→ **GIVEN PROBLEM**
Of the lines in this material, how many contain "text"? Answer with a single number only.

○ ○ ○ ○ ○

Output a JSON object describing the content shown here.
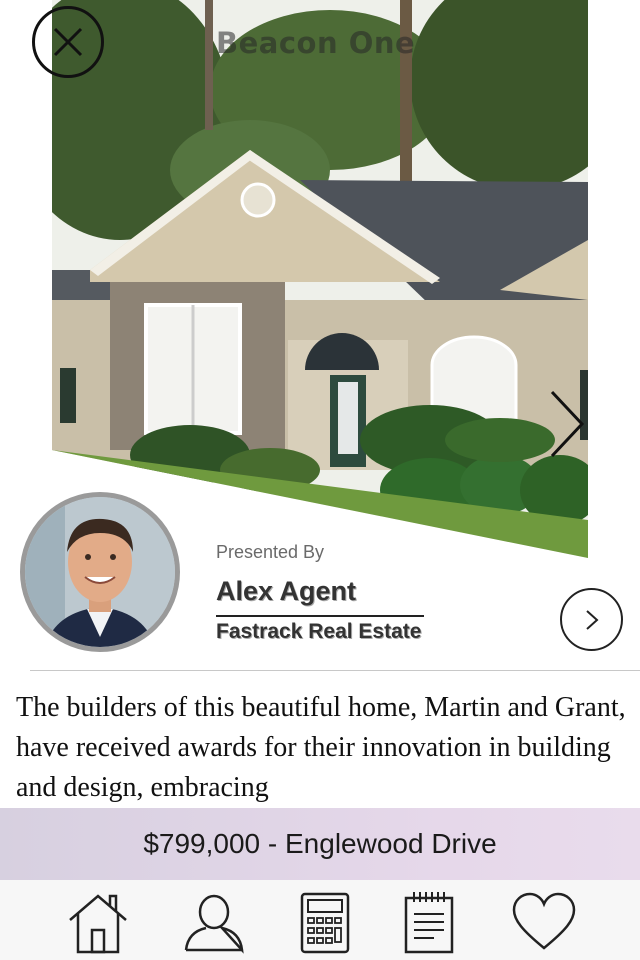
{
  "hero": {
    "title": "Beacon One",
    "close_icon": "close-x-icon",
    "next_icon": "chevron-right-icon"
  },
  "presenter": {
    "presented_by_label": "Presented By",
    "agent_name": "Alex Agent",
    "agency_name": "Fastrack Real Estate",
    "arrow_icon": "circle-chevron-right-icon"
  },
  "description": {
    "text": "The builders of this beautiful home, Martin and Grant, have received awards for their innovation in building and design, embracing"
  },
  "listing": {
    "price_address": "$799,000 - Englewood Drive"
  },
  "tabs": [
    {
      "icon": "home-icon"
    },
    {
      "icon": "person-icon"
    },
    {
      "icon": "calculator-icon"
    },
    {
      "icon": "notepad-icon"
    },
    {
      "icon": "heart-icon"
    }
  ],
  "colors": {
    "price_bar": "#e2d6e8",
    "tab_bar": "#f7f7f7",
    "text": "#111111"
  }
}
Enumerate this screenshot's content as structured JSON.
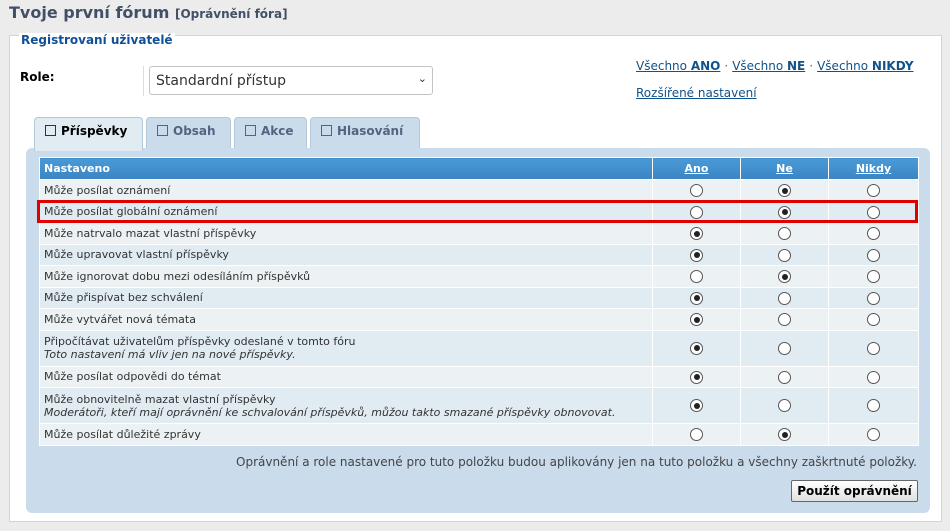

○ ○ ○ ○ ○

→ **RESULT OF THE TASK**
2